## TASK PROMPT
The records that follow must be reproduced in full, exactly as written.

## EXTRACTED DATA
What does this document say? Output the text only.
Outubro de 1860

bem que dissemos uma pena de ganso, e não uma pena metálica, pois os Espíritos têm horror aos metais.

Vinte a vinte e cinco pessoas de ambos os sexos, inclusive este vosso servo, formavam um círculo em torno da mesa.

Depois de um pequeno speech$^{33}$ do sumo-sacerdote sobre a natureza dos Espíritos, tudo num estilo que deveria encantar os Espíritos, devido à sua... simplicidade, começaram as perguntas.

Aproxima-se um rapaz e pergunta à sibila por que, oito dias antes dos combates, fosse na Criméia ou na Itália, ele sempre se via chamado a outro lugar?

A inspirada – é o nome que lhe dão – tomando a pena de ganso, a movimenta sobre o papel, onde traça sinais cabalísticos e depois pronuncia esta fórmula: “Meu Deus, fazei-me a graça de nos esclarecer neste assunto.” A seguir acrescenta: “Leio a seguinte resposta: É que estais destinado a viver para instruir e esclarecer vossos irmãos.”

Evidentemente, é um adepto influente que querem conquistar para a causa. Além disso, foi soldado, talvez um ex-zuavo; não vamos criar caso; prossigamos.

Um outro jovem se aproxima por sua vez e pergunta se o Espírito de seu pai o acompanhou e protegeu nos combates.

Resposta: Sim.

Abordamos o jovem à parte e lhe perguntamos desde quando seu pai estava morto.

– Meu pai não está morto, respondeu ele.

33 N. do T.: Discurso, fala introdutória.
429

## SOLUTION TO THIS TASK
What does this document say? Output the text only.
Outubro de 1860

bem que dissemos uma pena de ganso, e não uma pena metálica, pois os Espíritos têm horror aos metais.

Vinte a vinte e cinco pessoas de ambos os sexos, inclusive este vosso servo, formavam um círculo em torno da mesa.

Depois de um pequeno speech$^{33}$ do sumo-sacerdote sobre a natureza dos Espíritos, tudo num estilo que deveria encantar os Espíritos, devido à sua... simplicidade, começaram as perguntas.

Aproxima-se um rapaz e pergunta à sibila por que, oito dias antes dos combates, fosse na Criméia ou na Itália, ele sempre se via chamado a outro lugar?

A inspirada – é o nome que lhe dão – tomando a pena de ganso, a movimenta sobre o papel, onde traça sinais cabalísticos e depois pronuncia esta fórmula: “Meu Deus, fazei-me a graça de nos esclarecer neste assunto.” A seguir acrescenta: “Leio a seguinte resposta: É que estais destinado a viver para instruir e esclarecer vossos irmãos.”

Evidentemente, é um adepto influente que querem conquistar para a causa. Além disso, foi soldado, talvez um ex-zuavo; não vamos criar caso; prossigamos.

Um outro jovem se aproxima por sua vez e pergunta se o Espírito de seu pai o acompanhou e protegeu nos combates.

Resposta: Sim.

Abordamos o jovem à parte e lhe perguntamos desde quando seu pai estava morto.

– Meu pai não está morto, respondeu ele.

33 N. do T.: Discurso, fala introdutória.
429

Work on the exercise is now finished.